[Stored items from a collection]
>>>

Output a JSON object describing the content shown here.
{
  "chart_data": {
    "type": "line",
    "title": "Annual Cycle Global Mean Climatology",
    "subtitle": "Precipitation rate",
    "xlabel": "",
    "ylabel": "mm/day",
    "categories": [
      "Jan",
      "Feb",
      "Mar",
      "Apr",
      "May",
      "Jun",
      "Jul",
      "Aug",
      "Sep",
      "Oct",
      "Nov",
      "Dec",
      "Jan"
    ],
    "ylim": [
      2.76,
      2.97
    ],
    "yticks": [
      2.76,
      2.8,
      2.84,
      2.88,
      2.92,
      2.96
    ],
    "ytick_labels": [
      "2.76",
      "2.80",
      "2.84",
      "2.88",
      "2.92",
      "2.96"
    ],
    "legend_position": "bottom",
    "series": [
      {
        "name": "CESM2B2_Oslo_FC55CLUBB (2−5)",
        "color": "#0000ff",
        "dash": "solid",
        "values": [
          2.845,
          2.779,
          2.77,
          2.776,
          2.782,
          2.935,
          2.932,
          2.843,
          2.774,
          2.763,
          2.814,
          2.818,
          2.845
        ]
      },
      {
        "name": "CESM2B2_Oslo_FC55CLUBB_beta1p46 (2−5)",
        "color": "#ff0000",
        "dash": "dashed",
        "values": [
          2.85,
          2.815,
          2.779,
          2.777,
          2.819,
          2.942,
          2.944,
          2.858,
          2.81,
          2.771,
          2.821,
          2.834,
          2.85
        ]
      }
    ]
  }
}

<<<

# [Your objective]
Return every record, word for word.

# [Final answer]
Output a JSON object describing the content shown here.
{
  "chart_data": {
    "type": "line",
    "title": "Annual Cycle Global Mean Climatology",
    "subtitle": "Precipitation rate",
    "xlabel": "",
    "ylabel": "mm/day",
    "categories": [
      "Jan",
      "Feb",
      "Mar",
      "Apr",
      "May",
      "Jun",
      "Jul",
      "Aug",
      "Sep",
      "Oct",
      "Nov",
      "Dec",
      "Jan"
    ],
    "ylim": [
      2.76,
      2.97
    ],
    "yticks": [
      2.76,
      2.8,
      2.84,
      2.88,
      2.92,
      2.96
    ],
    "ytick_labels": [
      "2.76",
      "2.80",
      "2.84",
      "2.88",
      "2.92",
      "2.96"
    ],
    "legend_position": "bottom",
    "series": [
      {
        "name": "CESM2B2_Oslo_FC55CLUBB (2−5)",
        "color": "#0000ff",
        "dash": "solid",
        "values": [
          2.845,
          2.779,
          2.77,
          2.776,
          2.782,
          2.935,
          2.932,
          2.843,
          2.774,
          2.763,
          2.814,
          2.818,
          2.845
        ]
      },
      {
        "name": "CESM2B2_Oslo_FC55CLUBB_beta1p46 (2−5)",
        "color": "#ff0000",
        "dash": "dashed",
        "values": [
          2.85,
          2.815,
          2.779,
          2.777,
          2.819,
          2.942,
          2.944,
          2.858,
          2.81,
          2.771,
          2.821,
          2.834,
          2.85
        ]
      }
    ]
  }
}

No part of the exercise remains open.